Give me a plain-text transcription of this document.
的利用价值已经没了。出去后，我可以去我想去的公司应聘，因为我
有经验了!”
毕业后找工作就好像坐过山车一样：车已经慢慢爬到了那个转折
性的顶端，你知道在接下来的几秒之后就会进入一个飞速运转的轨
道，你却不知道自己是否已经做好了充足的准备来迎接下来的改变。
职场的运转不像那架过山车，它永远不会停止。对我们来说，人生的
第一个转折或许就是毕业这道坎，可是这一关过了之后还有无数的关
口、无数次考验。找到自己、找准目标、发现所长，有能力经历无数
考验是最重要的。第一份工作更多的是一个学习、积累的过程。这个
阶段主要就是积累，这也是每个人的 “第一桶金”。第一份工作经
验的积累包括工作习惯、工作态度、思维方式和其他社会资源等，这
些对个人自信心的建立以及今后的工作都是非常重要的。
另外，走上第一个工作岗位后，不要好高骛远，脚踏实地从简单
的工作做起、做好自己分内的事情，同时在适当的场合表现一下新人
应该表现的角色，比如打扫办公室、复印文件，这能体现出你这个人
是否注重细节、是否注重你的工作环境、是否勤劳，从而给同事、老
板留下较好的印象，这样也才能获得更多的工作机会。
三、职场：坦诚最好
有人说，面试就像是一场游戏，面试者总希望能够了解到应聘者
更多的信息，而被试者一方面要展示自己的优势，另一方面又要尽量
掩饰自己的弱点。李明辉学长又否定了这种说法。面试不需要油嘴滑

-*-

**Your goal**
Return the listing above in its exact form.

**Task result**
Give me a plain-text transcription of this document.
的利用价值已经没了。出去后，我可以去我想去的公司应聘，因为我
有经验了!”
毕业后找工作就好像坐过山车一样：车已经慢慢爬到了那个转折
性的顶端，你知道在接下来的几秒之后就会进入一个飞速运转的轨
道，你却不知道自己是否已经做好了充足的准备来迎接下来的改变。
职场的运转不像那架过山车，它永远不会停止。对我们来说，人生的
第一个转折或许就是毕业这道坎，可是这一关过了之后还有无数的关
口、无数次考验。找到自己、找准目标、发现所长，有能力经历无数
考验是最重要的。第一份工作更多的是一个学习、积累的过程。这个
阶段主要就是积累，这也是每个人的 “第一桶金”。第一份工作经
验的积累包括工作习惯、工作态度、思维方式和其他社会资源等，这
些对个人自信心的建立以及今后的工作都是非常重要的。
另外，走上第一个工作岗位后，不要好高骛远，脚踏实地从简单
的工作做起、做好自己分内的事情，同时在适当的场合表现一下新人
应该表现的角色，比如打扫办公室、复印文件，这能体现出你这个人
是否注重细节、是否注重你的工作环境、是否勤劳，从而给同事、老
板留下较好的印象，这样也才能获得更多的工作机会。
三、职场：坦诚最好
有人说，面试就像是一场游戏，面试者总希望能够了解到应聘者
更多的信息，而被试者一方面要展示自己的优势，另一方面又要尽量
掩饰自己的弱点。李明辉学长又否定了这种说法。面试不需要油嘴滑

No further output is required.